### SHORT PROBLEM 1
According to the plan excerpt, the laws of which state govern how the Plan is construed and interpreted?
### SHORT PROBLEM 2
Duplicate the plan excerpt between "If the Employer" and "proper administration of the Plan.", inclusive.

If the Employer appoints a committee or other agent or representative to
act on its behalf, the Employer will pay all the expenses relating to such
administration, and, as permitted by law, the Employer will indemnify and save
each committee member or agent or representative harmless against expenses,
claims, and liabilities arising out of being such committee member or agent or
representative within the time, if any, required by Section 409A of the
Code.  The Employer also may employ such
accountants, counsel, specialists and other advisory clerical persons as it
deems necessary or desirable in connection with administration of the Plan.  The Employer is entitled to rely conclusively
on any opinions from its accountants or counsel.  The Employer will keep all books of account,
records and other data necessary for proper administration of the Plan.

 

15

 

8.                                     Employee
Assignment.

 

No interest of any Employee, his or her spouse or any
Beneficiary under this Plan, or any right to receive any payment or
distribution hereunder, shall be subject in any manner to sale, transfer,
assignment, pledge, attachment, garnishment, or other alienation or encumbrance
of any kind, nor may such interest or right to receive a payment or
distribution be taken, voluntarily or involuntarily, for the satisfaction of
the obligations or debts of, or other claims against, the Employee or his or
her spouse or Beneficiary, including claims for alimony, support, separate
maintenance, and claims in bankruptcy proceedings.

 

9.                                     Benefits
Unfunded.

 

All rights under this Plan of the Employees and their
spouses and Beneficiaries, shall at all times be entirely unfunded, and no
provision shall at any time be made with respect to segregating any assets of
Employer or any Affiliate for payment of any amounts due hereunder.  The Employees, their spouses and Beneficiaries
shall have only the rights, if any, of general unsecured creditors of Employer
and its Affiliates.

 

10.                               Applicable
Law.

 

This Plan shall be construed and interpreted pursuant
to the laws of the State of Delaware (other than its choice-of-law rules),
except to the extent those laws are superceded by the laws of the United States
of America.

 

11.                               No
Employment Contract.

 

Nothing contained in this Plan shall be construed to
be an employment contract between an Employee and the Employer or an
Affiliate.  The creation, continuance or
change of this Plan or any payment hereunder does not give any person a
non-statutory legal or equitable right against the Employer or an Affiliate to
remain employed by the Employer or an Affiliate.  This Plan does not modify the terms of any
Employee’s employment.

### PROVIDED DATA
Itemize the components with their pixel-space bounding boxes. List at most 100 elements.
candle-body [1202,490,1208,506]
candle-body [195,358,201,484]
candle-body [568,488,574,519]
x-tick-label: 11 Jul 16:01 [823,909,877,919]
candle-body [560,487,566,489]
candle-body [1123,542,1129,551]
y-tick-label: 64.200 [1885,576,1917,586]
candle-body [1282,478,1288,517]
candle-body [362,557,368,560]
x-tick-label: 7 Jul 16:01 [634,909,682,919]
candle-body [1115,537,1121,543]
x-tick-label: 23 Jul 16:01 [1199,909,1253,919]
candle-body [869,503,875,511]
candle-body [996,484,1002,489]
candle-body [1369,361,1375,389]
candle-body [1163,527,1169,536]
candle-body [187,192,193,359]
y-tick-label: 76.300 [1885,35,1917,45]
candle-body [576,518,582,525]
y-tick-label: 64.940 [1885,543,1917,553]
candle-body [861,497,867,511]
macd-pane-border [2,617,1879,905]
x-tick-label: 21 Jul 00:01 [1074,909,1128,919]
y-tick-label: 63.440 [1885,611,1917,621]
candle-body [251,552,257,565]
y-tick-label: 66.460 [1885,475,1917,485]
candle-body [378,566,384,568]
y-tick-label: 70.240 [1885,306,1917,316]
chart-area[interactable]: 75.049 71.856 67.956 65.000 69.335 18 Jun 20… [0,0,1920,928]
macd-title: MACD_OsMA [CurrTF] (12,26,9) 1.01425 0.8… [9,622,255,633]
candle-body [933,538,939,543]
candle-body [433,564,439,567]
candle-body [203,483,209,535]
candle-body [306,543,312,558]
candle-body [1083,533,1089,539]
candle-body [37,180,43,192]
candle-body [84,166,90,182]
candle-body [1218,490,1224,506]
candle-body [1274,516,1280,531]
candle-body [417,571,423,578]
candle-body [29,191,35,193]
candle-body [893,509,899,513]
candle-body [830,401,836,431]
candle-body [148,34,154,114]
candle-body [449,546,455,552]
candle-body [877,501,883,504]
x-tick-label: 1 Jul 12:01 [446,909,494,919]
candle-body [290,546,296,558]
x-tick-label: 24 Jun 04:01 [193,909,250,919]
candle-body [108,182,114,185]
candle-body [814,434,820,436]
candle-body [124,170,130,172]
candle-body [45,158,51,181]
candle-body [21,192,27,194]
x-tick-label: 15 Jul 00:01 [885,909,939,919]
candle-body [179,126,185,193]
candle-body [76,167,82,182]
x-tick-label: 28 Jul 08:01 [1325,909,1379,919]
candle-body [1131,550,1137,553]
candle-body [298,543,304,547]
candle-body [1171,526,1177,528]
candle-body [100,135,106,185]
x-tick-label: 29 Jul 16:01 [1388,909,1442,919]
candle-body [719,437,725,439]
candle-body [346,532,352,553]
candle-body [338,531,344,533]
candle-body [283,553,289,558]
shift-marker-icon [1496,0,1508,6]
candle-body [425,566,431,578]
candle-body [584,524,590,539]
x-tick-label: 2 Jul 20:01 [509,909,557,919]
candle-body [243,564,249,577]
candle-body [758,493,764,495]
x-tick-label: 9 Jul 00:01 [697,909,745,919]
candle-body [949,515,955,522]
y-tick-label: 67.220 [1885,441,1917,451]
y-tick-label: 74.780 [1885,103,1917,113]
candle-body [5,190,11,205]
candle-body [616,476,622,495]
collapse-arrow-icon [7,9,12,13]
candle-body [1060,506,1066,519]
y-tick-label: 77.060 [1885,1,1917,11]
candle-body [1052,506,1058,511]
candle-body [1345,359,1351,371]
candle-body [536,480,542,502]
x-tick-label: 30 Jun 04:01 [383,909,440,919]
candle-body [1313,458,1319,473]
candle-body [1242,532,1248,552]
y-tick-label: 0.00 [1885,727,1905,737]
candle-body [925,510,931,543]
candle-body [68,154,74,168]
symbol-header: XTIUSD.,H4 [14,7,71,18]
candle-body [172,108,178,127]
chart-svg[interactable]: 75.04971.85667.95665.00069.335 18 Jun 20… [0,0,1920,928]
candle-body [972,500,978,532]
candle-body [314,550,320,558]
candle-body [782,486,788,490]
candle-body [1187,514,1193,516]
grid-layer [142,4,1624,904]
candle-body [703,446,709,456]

### FULL OUTPUT 1
The State of Delaware, other than its choice-of-law rules.

### FULL OUTPUT 2
If the Employer appoints a committee or other agent or representative to
act on its behalf, the Employer will pay all the expenses relating to such
administration, and, as permitted by law, the Employer will indemnify and save
each committee member or agent or representative harmless against expenses,
claims, and liabilities arising out of being such committee member or agent or
representative within the time, if any, required by Section 409A of the
Code.  The Employer also may employ such
accountants, counsel, specialists and other advisory clerical persons as it
deems necessary or desirable in connection with administration of the Plan.  The Employer is entitled to rely conclusively
on any opinions from its accountants or counsel.  The Employer will keep all books of account,
records and other data necessary for proper administration of the Plan.